YOUR OBJECTIVE -
In the material below, count the lines with the word "sichuanense" and state that number only.

THE INPUT -
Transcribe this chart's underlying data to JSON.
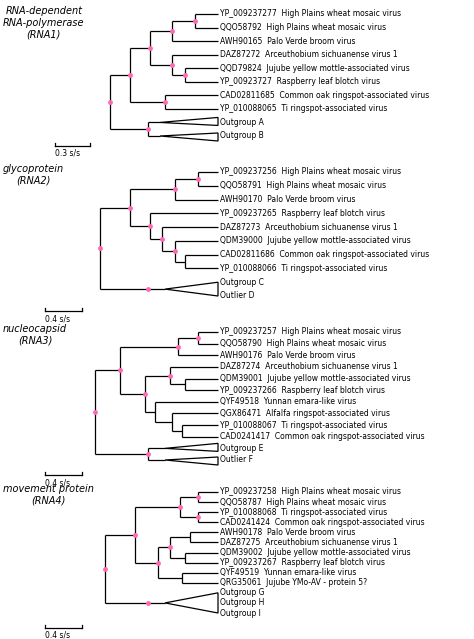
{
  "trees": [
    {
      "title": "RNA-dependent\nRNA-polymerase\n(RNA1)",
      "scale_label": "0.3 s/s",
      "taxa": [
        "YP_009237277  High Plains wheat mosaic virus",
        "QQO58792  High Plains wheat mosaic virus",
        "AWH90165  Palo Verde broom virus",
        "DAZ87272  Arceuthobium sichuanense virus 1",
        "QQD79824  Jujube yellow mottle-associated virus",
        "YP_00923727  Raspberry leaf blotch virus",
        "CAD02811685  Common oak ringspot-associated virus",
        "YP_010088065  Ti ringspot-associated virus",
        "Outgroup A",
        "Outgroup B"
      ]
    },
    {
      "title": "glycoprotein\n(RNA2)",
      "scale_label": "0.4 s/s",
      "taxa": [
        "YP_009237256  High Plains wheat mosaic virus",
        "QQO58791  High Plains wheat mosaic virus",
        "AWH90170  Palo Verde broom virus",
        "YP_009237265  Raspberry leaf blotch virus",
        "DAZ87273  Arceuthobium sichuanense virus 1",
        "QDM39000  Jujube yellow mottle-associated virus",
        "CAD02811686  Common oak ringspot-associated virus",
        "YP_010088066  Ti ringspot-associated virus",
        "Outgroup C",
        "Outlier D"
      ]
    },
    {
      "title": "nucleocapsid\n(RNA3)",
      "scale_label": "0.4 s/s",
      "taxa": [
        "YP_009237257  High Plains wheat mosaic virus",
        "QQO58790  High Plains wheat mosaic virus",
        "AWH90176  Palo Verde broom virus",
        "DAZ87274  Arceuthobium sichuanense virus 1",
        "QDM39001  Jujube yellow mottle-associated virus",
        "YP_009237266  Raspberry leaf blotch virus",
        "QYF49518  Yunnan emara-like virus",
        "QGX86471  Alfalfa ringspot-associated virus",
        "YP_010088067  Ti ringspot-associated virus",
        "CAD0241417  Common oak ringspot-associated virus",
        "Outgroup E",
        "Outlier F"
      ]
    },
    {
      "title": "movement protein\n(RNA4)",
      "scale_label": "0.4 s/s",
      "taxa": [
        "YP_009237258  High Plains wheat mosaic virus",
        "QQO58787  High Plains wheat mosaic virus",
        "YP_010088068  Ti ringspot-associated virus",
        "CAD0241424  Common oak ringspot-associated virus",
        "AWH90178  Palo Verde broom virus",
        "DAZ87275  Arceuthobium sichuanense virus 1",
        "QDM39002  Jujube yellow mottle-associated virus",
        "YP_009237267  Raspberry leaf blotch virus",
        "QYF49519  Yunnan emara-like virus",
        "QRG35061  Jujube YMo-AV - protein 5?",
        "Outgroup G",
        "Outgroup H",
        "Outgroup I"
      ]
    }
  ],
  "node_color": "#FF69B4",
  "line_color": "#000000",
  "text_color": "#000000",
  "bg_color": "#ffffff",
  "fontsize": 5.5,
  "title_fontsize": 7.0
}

==

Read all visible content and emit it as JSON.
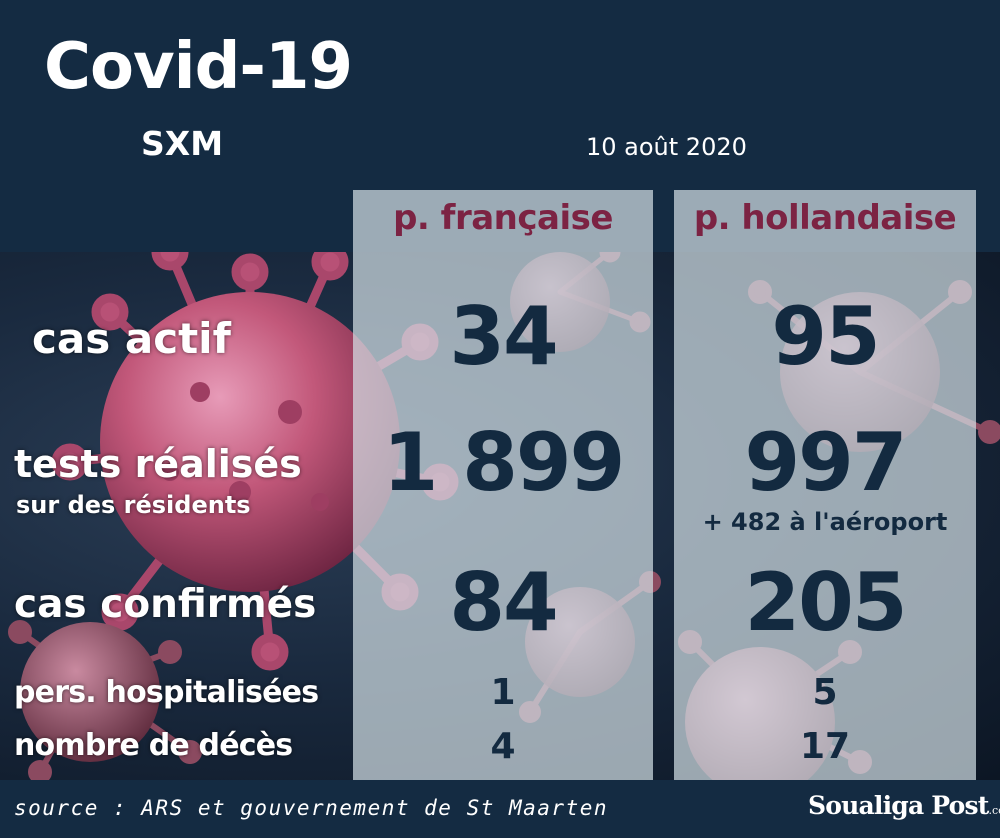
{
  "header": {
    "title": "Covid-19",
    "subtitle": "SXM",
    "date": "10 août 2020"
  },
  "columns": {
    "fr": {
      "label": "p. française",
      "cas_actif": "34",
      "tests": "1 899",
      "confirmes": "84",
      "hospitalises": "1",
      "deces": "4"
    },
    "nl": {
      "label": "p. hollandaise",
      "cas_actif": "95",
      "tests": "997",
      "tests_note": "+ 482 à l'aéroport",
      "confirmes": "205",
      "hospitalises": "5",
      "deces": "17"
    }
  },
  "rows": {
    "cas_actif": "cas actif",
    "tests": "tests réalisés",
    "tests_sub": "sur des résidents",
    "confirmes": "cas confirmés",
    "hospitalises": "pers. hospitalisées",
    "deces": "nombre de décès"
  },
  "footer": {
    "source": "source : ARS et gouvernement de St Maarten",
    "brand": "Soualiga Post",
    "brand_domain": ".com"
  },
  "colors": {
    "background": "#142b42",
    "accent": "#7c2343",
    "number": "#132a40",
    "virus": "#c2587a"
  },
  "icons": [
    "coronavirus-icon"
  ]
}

EXPECTED OUTPUT -
4